• **What the task requires**
Please copy every record below exactly, leaving out the pictures.

'''

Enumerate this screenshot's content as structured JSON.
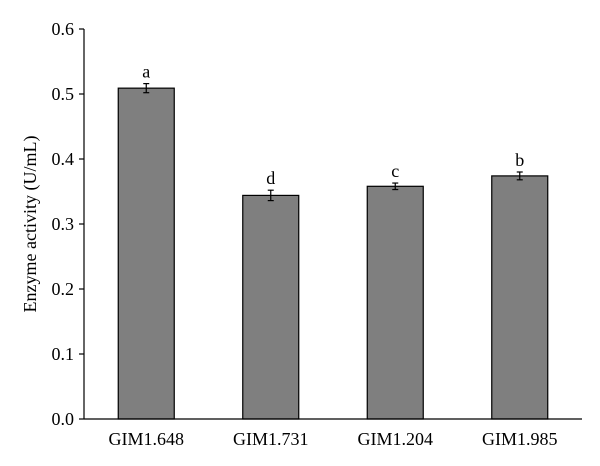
{
  "chart_data": {
    "type": "bar",
    "title": "",
    "xlabel": "",
    "ylabel": "Enzyme activity (U/mL)",
    "categories": [
      "GIM1.648",
      "GIM1.731",
      "GIM1.204",
      "GIM1.985"
    ],
    "values": [
      0.509,
      0.344,
      0.358,
      0.374
    ],
    "errors": [
      0.007,
      0.008,
      0.005,
      0.006
    ],
    "significance_letters": [
      "a",
      "d",
      "c",
      "b"
    ],
    "ylim": [
      0.0,
      0.6
    ],
    "yticks": [
      "0.0",
      "0.1",
      "0.2",
      "0.3",
      "0.4",
      "0.5",
      "0.6"
    ],
    "grid": false,
    "legend": "none",
    "colors": {
      "bar_fill": "#7f7f7f",
      "bar_stroke": "#000000",
      "axis": "#000000"
    }
  }
}
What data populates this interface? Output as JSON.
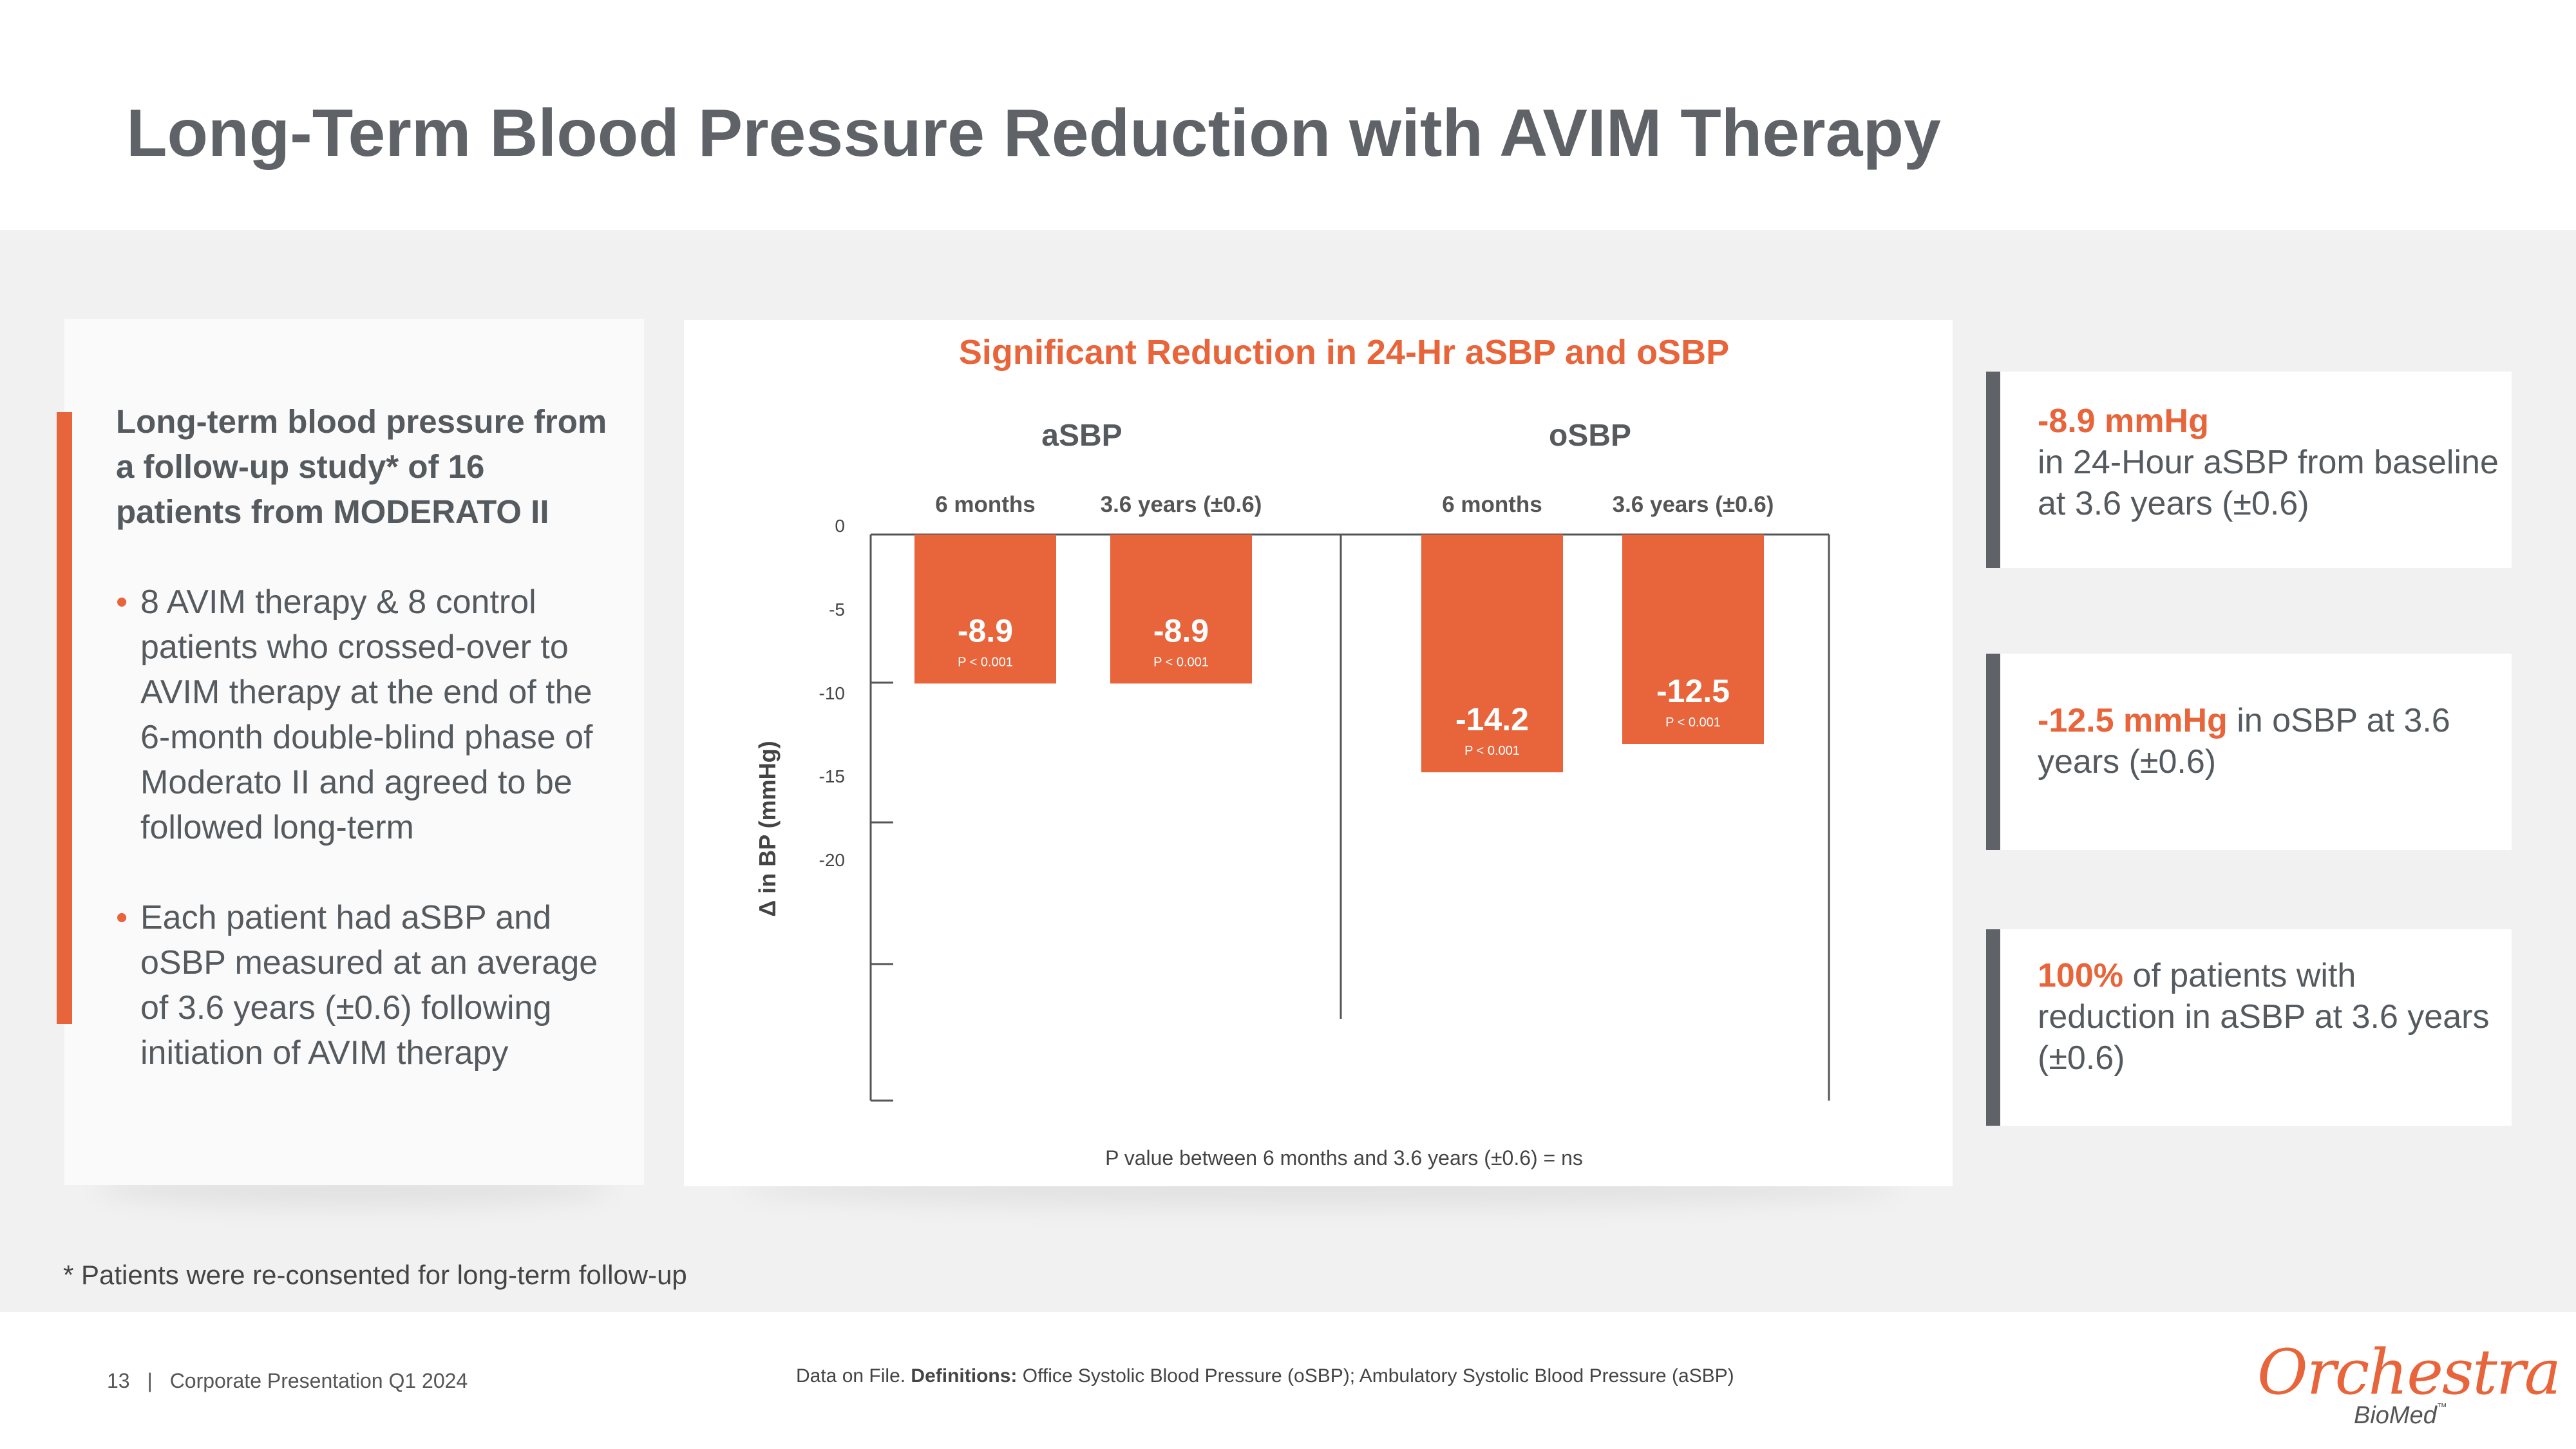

'''

• **Answer to this exercise**
Enumerate this screenshot's content as structured JSON.
{
  "chart_data": {
    "type": "bar",
    "title": "",
    "xlabel": "",
    "ylabel": "Enzyme activity (U/mL)",
    "categories": [
      "GIM1.648",
      "GIM1.731",
      "GIM1.204",
      "GIM1.985"
    ],
    "values": [
      0.509,
      0.344,
      0.358,
      0.374
    ],
    "errors": [
      0.007,
      0.008,
      0.005,
      0.006
    ],
    "significance_letters": [
      "a",
      "d",
      "c",
      "b"
    ],
    "ylim": [
      0.0,
      0.6
    ],
    "yticks": [
      "0.0",
      "0.1",
      "0.2",
      "0.3",
      "0.4",
      "0.5",
      "0.6"
    ],
    "grid": false,
    "legend": "none",
    "colors": {
      "bar_fill": "#7f7f7f",
      "bar_stroke": "#000000",
      "axis": "#000000"
    }
  }
}
What data populates this interface? Output as JSON.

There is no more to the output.